● **TASK REQUIREMENTS**
Produce an exact copy of all the data below, dropping every image.

● **DATASET ROWS**
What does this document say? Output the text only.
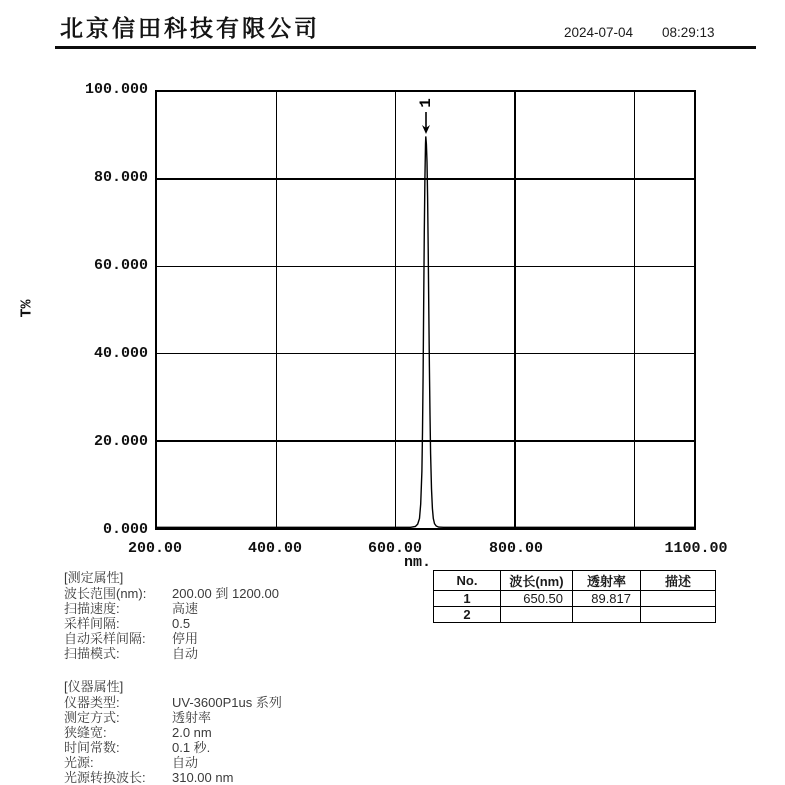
北京信田科技有限公司	2024-07-04 08:29:13
T%
100.000
80.000
60.000
40.000
20.000
0.000
200.00	400.00	600.00	800.00	1100.00
nm.
1
No.	波长(nm)	透射率	描述
1	650.50	89.817	
2			
[测定属性]
波长范围(nm):	200.00 到 1200.00
扫描速度:	高速
采样间隔:	0.5
自动采样间隔:	停用
扫描模式:	自动
[仪器属性]
仪器类型:	UV-3600P1us 系列
测定方式:	透射率
狭缝宽:	2.0 nm
时间常数:	0.1 秒.
光源:	自动
光源转换波长:	310.00 nm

● **ANSWER TO THIS EXERCISE**
What does this document say? Output the text only.
北京信田科技有限公司	2024-07-04 08:29:13
T%
100.000
80.000
60.000
40.000
20.000
0.000
200.00	400.00	600.00	800.00	1100.00
nm.
1
No.	波长(nm)	透射率	描述
1	650.50	89.817	
2			
[测定属性]
波长范围(nm):	200.00 到 1200.00
扫描速度:	高速
采样间隔:	0.5
自动采样间隔:	停用
扫描模式:	自动
[仪器属性]
仪器类型:	UV-3600P1us 系列
测定方式:	透射率
狭缝宽:	2.0 nm
时间常数:	0.1 秒.
光源:	自动
光源转换波长:	310.00 nm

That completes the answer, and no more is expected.